◆ AIM OF THE EXERCISE
Transcribe all the entries word for word, skipping the pictures.

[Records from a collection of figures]
****

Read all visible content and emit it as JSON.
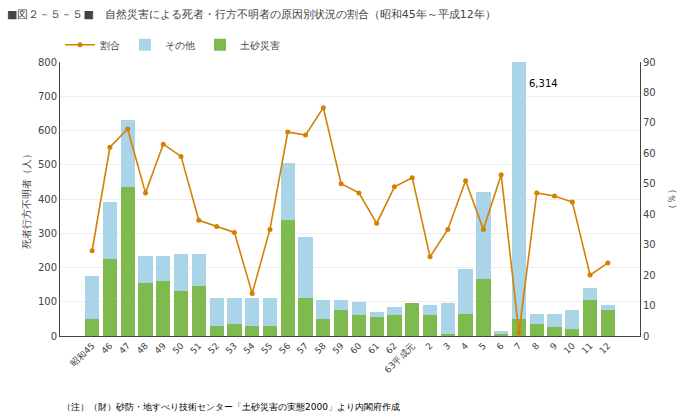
{
  "chart_data": {
    "type": "bar",
    "title": "■図２－５－５■　自然災害による死者・行方不明者の原因別状況の割合（昭和45年～平成12年）",
    "note": "（注）（財）砂防・地すべり技術センター「土砂災害の実態2000」より内閣府作成",
    "ylabel": "死者行方不明者（人）",
    "y2label": "（％）",
    "categories": [
      "昭和45",
      "46",
      "47",
      "48",
      "49",
      "50",
      "51",
      "52",
      "53",
      "54",
      "55",
      "56",
      "57",
      "58",
      "59",
      "60",
      "61",
      "62",
      "63平成元",
      "2",
      "3",
      "4",
      "5",
      "6",
      "7",
      "8",
      "9",
      "10",
      "11",
      "12"
    ],
    "series": [
      {
        "name": "土砂災害",
        "type": "bar",
        "color": "#7fba4e",
        "values": [
          50,
          225,
          435,
          155,
          160,
          130,
          145,
          30,
          35,
          30,
          30,
          340,
          110,
          50,
          75,
          60,
          55,
          60,
          95,
          60,
          5,
          65,
          165,
          5,
          50,
          35,
          25,
          20,
          105,
          75
        ]
      },
      {
        "name": "その他",
        "type": "bar",
        "color": "#aad4e8",
        "values": [
          125,
          165,
          195,
          80,
          75,
          110,
          95,
          80,
          75,
          80,
          80,
          165,
          180,
          55,
          30,
          40,
          15,
          25,
          0,
          30,
          90,
          130,
          255,
          10,
          750,
          30,
          40,
          55,
          35,
          15
        ]
      },
      {
        "name": "割合",
        "type": "line",
        "axis": "y2",
        "color": "#d48000",
        "marker": "o",
        "values": [
          28.0,
          62.0,
          68.0,
          47.0,
          63.0,
          59.0,
          38.0,
          36.0,
          34.0,
          14.0,
          35.0,
          67.0,
          66.0,
          75.0,
          50.0,
          47.0,
          37.0,
          49.0,
          52.0,
          26.0,
          35.0,
          51.0,
          35.0,
          53.0,
          1.0,
          47.0,
          46.0,
          44.0,
          20.0,
          24.0
        ]
      }
    ],
    "stacked": true,
    "ylim": [
      0,
      800
    ],
    "yticks": [
      0,
      100,
      200,
      300,
      400,
      500,
      600,
      700,
      800
    ],
    "y2lim": [
      0,
      90
    ],
    "y2ticks": [
      0,
      10,
      20,
      30,
      40,
      50,
      60,
      70,
      80,
      90
    ],
    "grid": true,
    "legend": "upper left",
    "annotations": [
      {
        "text": "6,314",
        "x": "7",
        "y": 760
      }
    ]
  }
}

****

◆ FINAL RESULT
Read all visible content and emit it as JSON.
{
  "chart_data": {
    "type": "bar",
    "title": "■図２－５－５■　自然災害による死者・行方不明者の原因別状況の割合（昭和45年～平成12年）",
    "note": "（注）（財）砂防・地すべり技術センター「土砂災害の実態2000」より内閣府作成",
    "ylabel": "死者行方不明者（人）",
    "y2label": "（％）",
    "categories": [
      "昭和45",
      "46",
      "47",
      "48",
      "49",
      "50",
      "51",
      "52",
      "53",
      "54",
      "55",
      "56",
      "57",
      "58",
      "59",
      "60",
      "61",
      "62",
      "63平成元",
      "2",
      "3",
      "4",
      "5",
      "6",
      "7",
      "8",
      "9",
      "10",
      "11",
      "12"
    ],
    "series": [
      {
        "name": "土砂災害",
        "type": "bar",
        "color": "#7fba4e",
        "values": [
          50,
          225,
          435,
          155,
          160,
          130,
          145,
          30,
          35,
          30,
          30,
          340,
          110,
          50,
          75,
          60,
          55,
          60,
          95,
          60,
          5,
          65,
          165,
          5,
          50,
          35,
          25,
          20,
          105,
          75
        ]
      },
      {
        "name": "その他",
        "type": "bar",
        "color": "#aad4e8",
        "values": [
          125,
          165,
          195,
          80,
          75,
          110,
          95,
          80,
          75,
          80,
          80,
          165,
          180,
          55,
          30,
          40,
          15,
          25,
          0,
          30,
          90,
          130,
          255,
          10,
          750,
          30,
          40,
          55,
          35,
          15
        ]
      },
      {
        "name": "割合",
        "type": "line",
        "axis": "y2",
        "color": "#d48000",
        "marker": "o",
        "values": [
          28.0,
          62.0,
          68.0,
          47.0,
          63.0,
          59.0,
          38.0,
          36.0,
          34.0,
          14.0,
          35.0,
          67.0,
          66.0,
          75.0,
          50.0,
          47.0,
          37.0,
          49.0,
          52.0,
          26.0,
          35.0,
          51.0,
          35.0,
          53.0,
          1.0,
          47.0,
          46.0,
          44.0,
          20.0,
          24.0
        ]
      }
    ],
    "stacked": true,
    "ylim": [
      0,
      800
    ],
    "yticks": [
      0,
      100,
      200,
      300,
      400,
      500,
      600,
      700,
      800
    ],
    "y2lim": [
      0,
      90
    ],
    "y2ticks": [
      0,
      10,
      20,
      30,
      40,
      50,
      60,
      70,
      80,
      90
    ],
    "grid": true,
    "legend": "upper left",
    "annotations": [
      {
        "text": "6,314",
        "x": "7",
        "y": 760
      }
    ]
  }
}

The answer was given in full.